═══ SUPPLIED INFORMATION ═══

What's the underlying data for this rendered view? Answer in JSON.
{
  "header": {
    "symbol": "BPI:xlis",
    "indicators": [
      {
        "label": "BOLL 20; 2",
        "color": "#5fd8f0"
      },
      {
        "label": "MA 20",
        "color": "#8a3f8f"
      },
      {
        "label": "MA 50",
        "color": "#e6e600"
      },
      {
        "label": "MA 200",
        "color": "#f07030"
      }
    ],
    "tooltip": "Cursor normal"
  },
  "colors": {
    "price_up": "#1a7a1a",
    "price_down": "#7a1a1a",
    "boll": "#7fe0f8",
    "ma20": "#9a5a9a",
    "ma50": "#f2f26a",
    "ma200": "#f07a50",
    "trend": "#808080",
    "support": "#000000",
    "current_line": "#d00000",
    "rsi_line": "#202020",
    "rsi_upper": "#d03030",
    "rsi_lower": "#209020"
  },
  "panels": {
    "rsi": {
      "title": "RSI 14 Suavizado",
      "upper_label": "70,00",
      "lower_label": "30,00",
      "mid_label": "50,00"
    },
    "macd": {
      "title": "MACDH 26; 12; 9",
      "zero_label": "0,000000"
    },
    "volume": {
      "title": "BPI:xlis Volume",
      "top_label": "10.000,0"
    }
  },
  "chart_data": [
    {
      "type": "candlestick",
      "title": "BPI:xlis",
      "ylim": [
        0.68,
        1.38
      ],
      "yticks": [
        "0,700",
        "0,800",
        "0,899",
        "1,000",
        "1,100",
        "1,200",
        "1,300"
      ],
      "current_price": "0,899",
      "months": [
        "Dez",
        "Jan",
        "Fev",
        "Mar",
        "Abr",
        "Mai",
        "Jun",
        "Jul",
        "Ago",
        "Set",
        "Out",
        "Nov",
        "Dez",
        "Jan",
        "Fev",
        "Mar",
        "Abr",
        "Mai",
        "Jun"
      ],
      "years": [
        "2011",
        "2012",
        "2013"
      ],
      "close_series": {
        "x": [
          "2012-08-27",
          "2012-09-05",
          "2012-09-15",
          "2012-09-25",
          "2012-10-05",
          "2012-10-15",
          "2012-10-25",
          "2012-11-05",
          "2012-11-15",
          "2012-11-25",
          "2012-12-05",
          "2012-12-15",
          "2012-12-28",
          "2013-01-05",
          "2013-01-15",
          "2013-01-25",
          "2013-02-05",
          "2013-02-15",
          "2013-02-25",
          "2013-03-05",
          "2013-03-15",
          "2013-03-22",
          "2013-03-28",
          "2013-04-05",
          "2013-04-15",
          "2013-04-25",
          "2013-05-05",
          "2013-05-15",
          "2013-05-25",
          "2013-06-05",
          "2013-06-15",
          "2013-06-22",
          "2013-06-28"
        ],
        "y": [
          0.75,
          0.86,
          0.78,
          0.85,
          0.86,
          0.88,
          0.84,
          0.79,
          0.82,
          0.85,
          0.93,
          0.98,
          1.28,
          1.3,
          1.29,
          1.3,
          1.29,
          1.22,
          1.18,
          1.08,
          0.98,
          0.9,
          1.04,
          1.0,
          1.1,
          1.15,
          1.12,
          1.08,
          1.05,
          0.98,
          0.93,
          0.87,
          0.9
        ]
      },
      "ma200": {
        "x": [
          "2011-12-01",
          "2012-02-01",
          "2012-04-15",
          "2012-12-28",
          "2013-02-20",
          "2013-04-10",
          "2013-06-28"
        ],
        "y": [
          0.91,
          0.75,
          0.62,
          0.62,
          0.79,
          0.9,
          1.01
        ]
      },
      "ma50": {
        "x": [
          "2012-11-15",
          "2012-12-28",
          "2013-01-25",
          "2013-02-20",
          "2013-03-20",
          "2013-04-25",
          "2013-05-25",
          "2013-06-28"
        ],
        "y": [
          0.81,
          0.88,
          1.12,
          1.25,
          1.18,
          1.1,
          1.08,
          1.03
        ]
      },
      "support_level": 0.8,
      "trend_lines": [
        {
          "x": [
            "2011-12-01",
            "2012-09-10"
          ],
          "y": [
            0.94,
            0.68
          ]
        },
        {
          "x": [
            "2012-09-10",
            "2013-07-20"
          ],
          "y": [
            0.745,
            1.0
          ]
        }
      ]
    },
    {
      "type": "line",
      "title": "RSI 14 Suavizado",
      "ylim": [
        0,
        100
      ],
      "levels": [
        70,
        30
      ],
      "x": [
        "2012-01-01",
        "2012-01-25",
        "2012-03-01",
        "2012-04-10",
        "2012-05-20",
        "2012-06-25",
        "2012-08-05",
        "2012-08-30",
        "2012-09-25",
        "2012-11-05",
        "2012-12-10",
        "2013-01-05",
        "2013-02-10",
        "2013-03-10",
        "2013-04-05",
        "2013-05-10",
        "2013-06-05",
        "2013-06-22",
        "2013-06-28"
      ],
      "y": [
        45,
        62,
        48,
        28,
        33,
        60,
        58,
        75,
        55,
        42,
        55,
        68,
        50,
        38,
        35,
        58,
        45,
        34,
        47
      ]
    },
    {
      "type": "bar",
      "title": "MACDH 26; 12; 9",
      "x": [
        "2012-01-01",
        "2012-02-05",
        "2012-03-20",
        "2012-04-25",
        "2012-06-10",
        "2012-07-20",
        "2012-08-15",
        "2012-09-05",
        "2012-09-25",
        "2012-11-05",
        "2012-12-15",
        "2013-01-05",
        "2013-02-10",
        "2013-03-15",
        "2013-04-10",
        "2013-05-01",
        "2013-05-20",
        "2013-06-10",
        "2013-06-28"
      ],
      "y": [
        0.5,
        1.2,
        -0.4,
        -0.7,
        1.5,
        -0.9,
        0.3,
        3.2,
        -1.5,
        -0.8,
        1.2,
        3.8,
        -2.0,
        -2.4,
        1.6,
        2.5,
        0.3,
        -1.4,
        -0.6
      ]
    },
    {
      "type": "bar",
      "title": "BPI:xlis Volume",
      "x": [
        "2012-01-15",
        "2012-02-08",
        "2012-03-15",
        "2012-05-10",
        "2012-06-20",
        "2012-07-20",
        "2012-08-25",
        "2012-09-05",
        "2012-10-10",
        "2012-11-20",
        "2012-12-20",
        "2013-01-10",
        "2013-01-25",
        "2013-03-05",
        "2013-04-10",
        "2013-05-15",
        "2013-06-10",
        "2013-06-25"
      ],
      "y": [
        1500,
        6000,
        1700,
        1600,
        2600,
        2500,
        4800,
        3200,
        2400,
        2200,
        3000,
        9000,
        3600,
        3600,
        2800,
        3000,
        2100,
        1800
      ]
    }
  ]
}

═══

- TASK STATEMENT
Exactly reproduce every record.

- RESPONSE FOR THIS EXERCISE
What's the underlying data for this rendered view? Answer in JSON.
{
  "header": {
    "symbol": "BPI:xlis",
    "indicators": [
      {
        "label": "BOLL 20; 2",
        "color": "#5fd8f0"
      },
      {
        "label": "MA 20",
        "color": "#8a3f8f"
      },
      {
        "label": "MA 50",
        "color": "#e6e600"
      },
      {
        "label": "MA 200",
        "color": "#f07030"
      }
    ],
    "tooltip": "Cursor normal"
  },
  "colors": {
    "price_up": "#1a7a1a",
    "price_down": "#7a1a1a",
    "boll": "#7fe0f8",
    "ma20": "#9a5a9a",
    "ma50": "#f2f26a",
    "ma200": "#f07a50",
    "trend": "#808080",
    "support": "#000000",
    "current_line": "#d00000",
    "rsi_line": "#202020",
    "rsi_upper": "#d03030",
    "rsi_lower": "#209020"
  },
  "panels": {
    "rsi": {
      "title": "RSI 14 Suavizado",
      "upper_label": "70,00",
      "lower_label": "30,00",
      "mid_label": "50,00"
    },
    "macd": {
      "title": "MACDH 26; 12; 9",
      "zero_label": "0,000000"
    },
    "volume": {
      "title": "BPI:xlis Volume",
      "top_label": "10.000,0"
    }
  },
  "chart_data": [
    {
      "type": "candlestick",
      "title": "BPI:xlis",
      "ylim": [
        0.68,
        1.38
      ],
      "yticks": [
        "0,700",
        "0,800",
        "0,899",
        "1,000",
        "1,100",
        "1,200",
        "1,300"
      ],
      "current_price": "0,899",
      "months": [
        "Dez",
        "Jan",
        "Fev",
        "Mar",
        "Abr",
        "Mai",
        "Jun",
        "Jul",
        "Ago",
        "Set",
        "Out",
        "Nov",
        "Dez",
        "Jan",
        "Fev",
        "Mar",
        "Abr",
        "Mai",
        "Jun"
      ],
      "years": [
        "2011",
        "2012",
        "2013"
      ],
      "close_series": {
        "x": [
          "2012-08-27",
          "2012-09-05",
          "2012-09-15",
          "2012-09-25",
          "2012-10-05",
          "2012-10-15",
          "2012-10-25",
          "2012-11-05",
          "2012-11-15",
          "2012-11-25",
          "2012-12-05",
          "2012-12-15",
          "2012-12-28",
          "2013-01-05",
          "2013-01-15",
          "2013-01-25",
          "2013-02-05",
          "2013-02-15",
          "2013-02-25",
          "2013-03-05",
          "2013-03-15",
          "2013-03-22",
          "2013-03-28",
          "2013-04-05",
          "2013-04-15",
          "2013-04-25",
          "2013-05-05",
          "2013-05-15",
          "2013-05-25",
          "2013-06-05",
          "2013-06-15",
          "2013-06-22",
          "2013-06-28"
        ],
        "y": [
          0.75,
          0.86,
          0.78,
          0.85,
          0.86,
          0.88,
          0.84,
          0.79,
          0.82,
          0.85,
          0.93,
          0.98,
          1.28,
          1.3,
          1.29,
          1.3,
          1.29,
          1.22,
          1.18,
          1.08,
          0.98,
          0.9,
          1.04,
          1.0,
          1.1,
          1.15,
          1.12,
          1.08,
          1.05,
          0.98,
          0.93,
          0.87,
          0.9
        ]
      },
      "ma200": {
        "x": [
          "2011-12-01",
          "2012-02-01",
          "2012-04-15",
          "2012-12-28",
          "2013-02-20",
          "2013-04-10",
          "2013-06-28"
        ],
        "y": [
          0.91,
          0.75,
          0.62,
          0.62,
          0.79,
          0.9,
          1.01
        ]
      },
      "ma50": {
        "x": [
          "2012-11-15",
          "2012-12-28",
          "2013-01-25",
          "2013-02-20",
          "2013-03-20",
          "2013-04-25",
          "2013-05-25",
          "2013-06-28"
        ],
        "y": [
          0.81,
          0.88,
          1.12,
          1.25,
          1.18,
          1.1,
          1.08,
          1.03
        ]
      },
      "support_level": 0.8,
      "trend_lines": [
        {
          "x": [
            "2011-12-01",
            "2012-09-10"
          ],
          "y": [
            0.94,
            0.68
          ]
        },
        {
          "x": [
            "2012-09-10",
            "2013-07-20"
          ],
          "y": [
            0.745,
            1.0
          ]
        }
      ]
    },
    {
      "type": "line",
      "title": "RSI 14 Suavizado",
      "ylim": [
        0,
        100
      ],
      "levels": [
        70,
        30
      ],
      "x": [
        "2012-01-01",
        "2012-01-25",
        "2012-03-01",
        "2012-04-10",
        "2012-05-20",
        "2012-06-25",
        "2012-08-05",
        "2012-08-30",
        "2012-09-25",
        "2012-11-05",
        "2012-12-10",
        "2013-01-05",
        "2013-02-10",
        "2013-03-10",
        "2013-04-05",
        "2013-05-10",
        "2013-06-05",
        "2013-06-22",
        "2013-06-28"
      ],
      "y": [
        45,
        62,
        48,
        28,
        33,
        60,
        58,
        75,
        55,
        42,
        55,
        68,
        50,
        38,
        35,
        58,
        45,
        34,
        47
      ]
    },
    {
      "type": "bar",
      "title": "MACDH 26; 12; 9",
      "x": [
        "2012-01-01",
        "2012-02-05",
        "2012-03-20",
        "2012-04-25",
        "2012-06-10",
        "2012-07-20",
        "2012-08-15",
        "2012-09-05",
        "2012-09-25",
        "2012-11-05",
        "2012-12-15",
        "2013-01-05",
        "2013-02-10",
        "2013-03-15",
        "2013-04-10",
        "2013-05-01",
        "2013-05-20",
        "2013-06-10",
        "2013-06-28"
      ],
      "y": [
        0.5,
        1.2,
        -0.4,
        -0.7,
        1.5,
        -0.9,
        0.3,
        3.2,
        -1.5,
        -0.8,
        1.2,
        3.8,
        -2.0,
        -2.4,
        1.6,
        2.5,
        0.3,
        -1.4,
        -0.6
      ]
    },
    {
      "type": "bar",
      "title": "BPI:xlis Volume",
      "x": [
        "2012-01-15",
        "2012-02-08",
        "2012-03-15",
        "2012-05-10",
        "2012-06-20",
        "2012-07-20",
        "2012-08-25",
        "2012-09-05",
        "2012-10-10",
        "2012-11-20",
        "2012-12-20",
        "2013-01-10",
        "2013-01-25",
        "2013-03-05",
        "2013-04-10",
        "2013-05-15",
        "2013-06-10",
        "2013-06-25"
      ],
      "y": [
        1500,
        6000,
        1700,
        1600,
        2600,
        2500,
        4800,
        3200,
        2400,
        2200,
        3000,
        9000,
        3600,
        3600,
        2800,
        3000,
        2100,
        1800
      ]
    }
  ]
}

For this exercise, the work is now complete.